# In MARP but my arrears are still rising?



## Wishes (14 Dec 2011)

My year in MARP has come to a conclusion and the bank have not come to an agreed solution as to were my mortgage should go from here.  The inevitable I presum is iminient.

I somehow believed that when you entered a MARP ageement that your arrears stopped mounting and you paid what you could afford off the capital of the loan

When I got a final demand yesterday the arrears on the statement vastly out numbered what I believed I owed.

So the arrears resolution process is not actually tackeling the arrears problem but actually adding to the problem that is already there.

Have I got this right?


----------



## Brendan Burgess (14 Dec 2011)

That does not seem correct to me. 

Arrears would be classified as the repayments due but not paid. 

So let's say that in November 2010, you were 2 payments of €3,000 each behind, your arrears should be €6,000.

If you reached agreement to go interest only, then the payment due should have been reduced to, say €2,000 per month. If you made these payments as they became due, your arrears should still be €6,000. 

Can you outline the facts of your case in more detail? 
The bank's name
The amount you were in arrears when you came to the agreement.
What was agreed. 
What was paid
What the latest letter says.

Brendan


----------



## Wishes (14 Dec 2011)

Brendan Burgess said:


> If you reached agreement to go interest  only, then the payment due should have been reduced to, say €2,000 per  month. If you made these payments as they became due, your arrears  should still be €6,000.



Hi Bendan, this is exactly what I thought.  I was in approximately 4k  arrears when I entered MARP.  The bank now claim that I owe approx. 20k.

I have two properties -* my home with a foreign provider based in Ireland  *and an investment property based in the UK with a mortgage on it from a  UK provider.  

Investment property is in negative equity and the UK provider will not allow me sell it because of the shortfall.

This fexed my home loan provider here in Ireland and they were initially  not going to offer me a MARP agreement because of my inability to sell  the UK property and also because they envisaged that the propery would  lie idle at times because of its location, and I would have to stump up  the cash to pay for it, while that cash could have gone to pay my  mortgage on my main residence.

After spending a small fortune on valuers to prove to the bank here that  I was not sitting on a fortune in the UK; did they finally agree to the  MARP.

I signed that MARP and heard no more.  Roll on a year and they have all the 'arrears' added up 

I called them this morning and I have a meeting tomorrow.


----------



## Wishes (14 Dec 2011)

Brendan Burgess said:


> The amount you were in arrears when you came to the agreement.
> 4K
> 
> What was agreed.
> ...


I got back a final demand for the arrears plus what they perceived to be arrears i.e. if there were no MARP in place.

WRITTEN INSTRUCTION A →
Repeat the part of the arrears thread starting with "I have two properties" and going on through "of the shortfall.", swapping "UK provider" for "British lender".

RECORDS FOR THE EXERCISE →
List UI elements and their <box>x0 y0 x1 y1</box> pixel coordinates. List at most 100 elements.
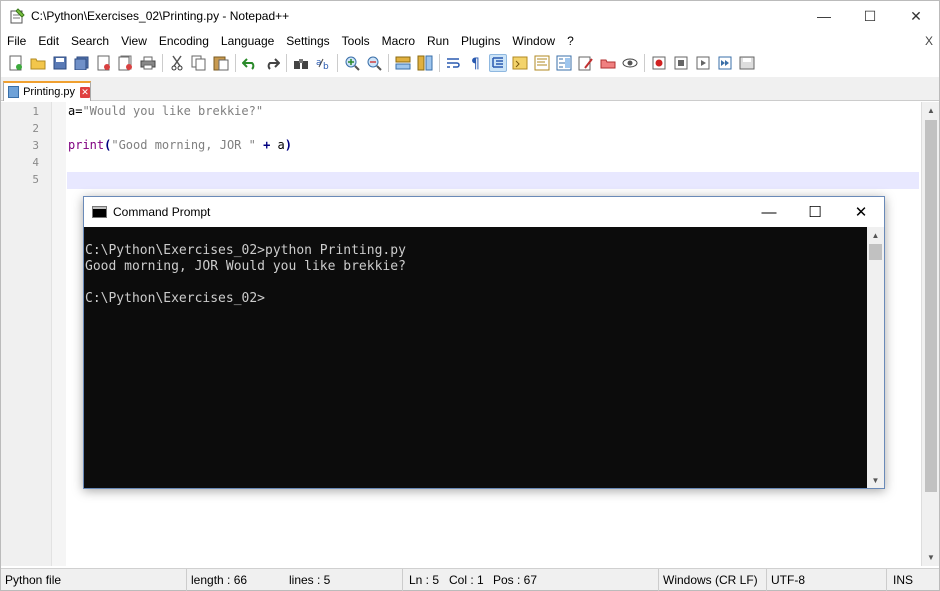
window-title: C:\Python\Exercises_02\Printing.py - Not… <box>31 9 290 23</box>
close-button[interactable]: ✕ <box>893 1 939 31</box>
scroll-up-arrow-icon[interactable]: ▲ <box>867 227 884 243</box>
tab-bar: Printing.py ✕ <box>1 77 939 101</box>
menu-edit[interactable]: Edit <box>32 31 65 51</box>
new-file-icon[interactable] <box>7 54 25 72</box>
code-token: a <box>277 138 285 152</box>
play-macro-icon[interactable] <box>694 54 712 72</box>
menu-view[interactable]: View <box>115 31 153 51</box>
menu-file[interactable]: File <box>1 31 32 51</box>
save-icon[interactable] <box>51 54 69 72</box>
menu-help[interactable]: ? <box>561 31 580 51</box>
line-number: 2 <box>32 122 39 135</box>
toolbar-separator <box>337 54 338 72</box>
menu-settings[interactable]: Settings <box>280 31 335 51</box>
find-icon[interactable] <box>292 54 310 72</box>
folder-workspace-icon[interactable] <box>577 54 595 72</box>
undo-icon[interactable] <box>241 54 259 72</box>
status-eol[interactable]: Windows (CR LF) <box>659 568 767 591</box>
status-encoding[interactable]: UTF-8 <box>767 568 887 591</box>
code-operator: ) <box>284 138 293 152</box>
code-string: "Good morning, JOR " <box>111 138 256 152</box>
close-icon[interactable] <box>95 54 113 72</box>
menu-plugins[interactable]: Plugins <box>455 31 506 51</box>
cmd-maximize-button[interactable]: ☐ <box>792 197 838 227</box>
toolbar-separator <box>286 54 287 72</box>
stop-macro-icon[interactable] <box>672 54 690 72</box>
close-all-icon[interactable] <box>117 54 135 72</box>
cmd-window-title: Command Prompt <box>113 205 211 219</box>
save-all-icon[interactable] <box>73 54 91 72</box>
menu-macro[interactable]: Macro <box>376 31 421 51</box>
console-line: C:\Python\Exercises_02>python Printing.p… <box>85 243 406 258</box>
toolbar-separator <box>388 54 389 72</box>
line-number: 3 <box>32 139 39 152</box>
scroll-down-arrow-icon[interactable]: ▼ <box>922 549 940 566</box>
status-file-type: Python file <box>1 568 187 591</box>
console-prompt: C:\Python\Exercises_02> <box>85 291 266 306</box>
line-number: 1 <box>32 105 39 118</box>
run-macro-multiple-icon[interactable] <box>716 54 734 72</box>
scroll-up-arrow-icon[interactable]: ▲ <box>922 102 940 119</box>
word-wrap-icon[interactable] <box>445 54 463 72</box>
menu-language[interactable]: Language <box>215 31 280 51</box>
npp-window-controls: — ☐ ✕ <box>801 1 939 31</box>
cmd-vertical-scrollbar[interactable]: ▲ ▼ <box>867 227 884 488</box>
menu-window[interactable]: Window <box>506 31 561 51</box>
scroll-down-arrow-icon[interactable]: ▼ <box>867 472 884 488</box>
language-icon[interactable] <box>511 54 529 72</box>
menu-bar: File Edit Search View Encoding Language … <box>1 31 939 51</box>
show-all-chars-icon[interactable]: ¶ <box>467 54 485 72</box>
code-line-3: print("Good morning, JOR " + a) <box>68 138 292 152</box>
save-macro-icon[interactable] <box>738 54 756 72</box>
minimize-button[interactable]: — <box>801 1 847 31</box>
fold-margin <box>51 102 66 566</box>
zoom-out-icon[interactable] <box>365 54 383 72</box>
status-pos: Pos : 67 <box>489 568 659 591</box>
code-string: "Would you like brekkie?" <box>82 104 264 118</box>
toolbar: ab ¶ <box>1 51 939 75</box>
scrollbar-thumb[interactable] <box>869 244 882 260</box>
toolbar-separator <box>644 54 645 72</box>
tab-printing-py[interactable]: Printing.py ✕ <box>3 81 91 101</box>
replace-icon[interactable]: ab <box>314 54 332 72</box>
status-col: Col : 1 <box>449 572 484 587</box>
command-prompt-window[interactable]: Command Prompt — ☐ ✕ C:\Python\Exercises… <box>83 196 885 489</box>
npp-titlebar[interactable]: C:\Python\Exercises_02\Printing.py - Not… <box>1 1 939 31</box>
doc-map-icon[interactable] <box>533 54 551 72</box>
code-keyword: print <box>68 138 105 152</box>
record-macro-icon[interactable] <box>650 54 668 72</box>
cmd-close-button[interactable]: ✕ <box>838 197 884 227</box>
editor-vertical-scrollbar[interactable]: ▲ ▼ <box>921 102 939 566</box>
current-line-highlight <box>67 172 919 189</box>
open-file-icon[interactable] <box>29 54 47 72</box>
cmd-titlebar[interactable]: Command Prompt — ☐ ✕ <box>84 197 884 227</box>
menu-tools[interactable]: Tools <box>336 31 376 51</box>
cmd-minimize-button[interactable]: — <box>746 197 792 227</box>
redo-icon[interactable] <box>263 54 281 72</box>
function-list-icon[interactable] <box>555 54 573 72</box>
cmd-window-controls: — ☐ ✕ <box>746 197 884 227</box>
eye-icon[interactable] <box>621 54 639 72</box>
monitoring-icon[interactable] <box>599 54 617 72</box>
menu-run[interactable]: Run <box>421 31 455 51</box>
menu-encoding[interactable]: Encoding <box>153 31 215 51</box>
status-lines: lines : 5 <box>285 568 403 591</box>
maximize-button[interactable]: ☐ <box>847 1 893 31</box>
sync-vertical-icon[interactable] <box>394 54 412 72</box>
close-document-button[interactable]: X <box>925 31 933 51</box>
print-icon[interactable] <box>139 54 157 72</box>
zoom-in-icon[interactable] <box>343 54 361 72</box>
paste-icon[interactable] <box>212 54 230 72</box>
console-output[interactable]: C:\Python\Exercises_02>python Printing.p… <box>84 227 867 488</box>
cut-icon[interactable] <box>168 54 186 72</box>
menu-search[interactable]: Search <box>65 31 115 51</box>
indent-guide-icon[interactable] <box>489 54 507 72</box>
sync-horizontal-icon[interactable] <box>416 54 434 72</box>
tab-close-icon[interactable]: ✕ <box>80 86 90 98</box>
console-line: Good morning, JOR Would you like brekkie… <box>85 259 406 274</box>
saved-file-icon <box>8 86 20 98</box>
copy-icon[interactable] <box>190 54 208 72</box>
scrollbar-thumb[interactable] <box>925 120 937 492</box>
code-token: a= <box>68 104 83 118</box>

WRITTEN INSTRUCTION B →
Present the lines of the listing as a numbered list, starting with the line with "window-title: C:\Python\Exercises_02\Printing.py - Not…" and going on through the line with "tab-bar: Printing.py ✕", with blank lines left out.

OUTPUT A →
I have two properties -* my home with a foreign provider based in Ireland  *and an investment property based in the UK with a mortgage on it from a  British lender.  

Investment property is in negative equity and the British lender will not allow me sell it because of the shortfall.

OUTPUT B →
1. window-title: C:\Python\Exercises_02\Printing.py - Not… <box>31 9 290 23</box>
2. close-button[interactable]: ✕ <box>893 1 939 31</box>
3. scroll-up-arrow-icon[interactable]: ▲ <box>867 227 884 243</box>
4. tab-bar: Printing.py ✕ <box>1 77 939 101</box>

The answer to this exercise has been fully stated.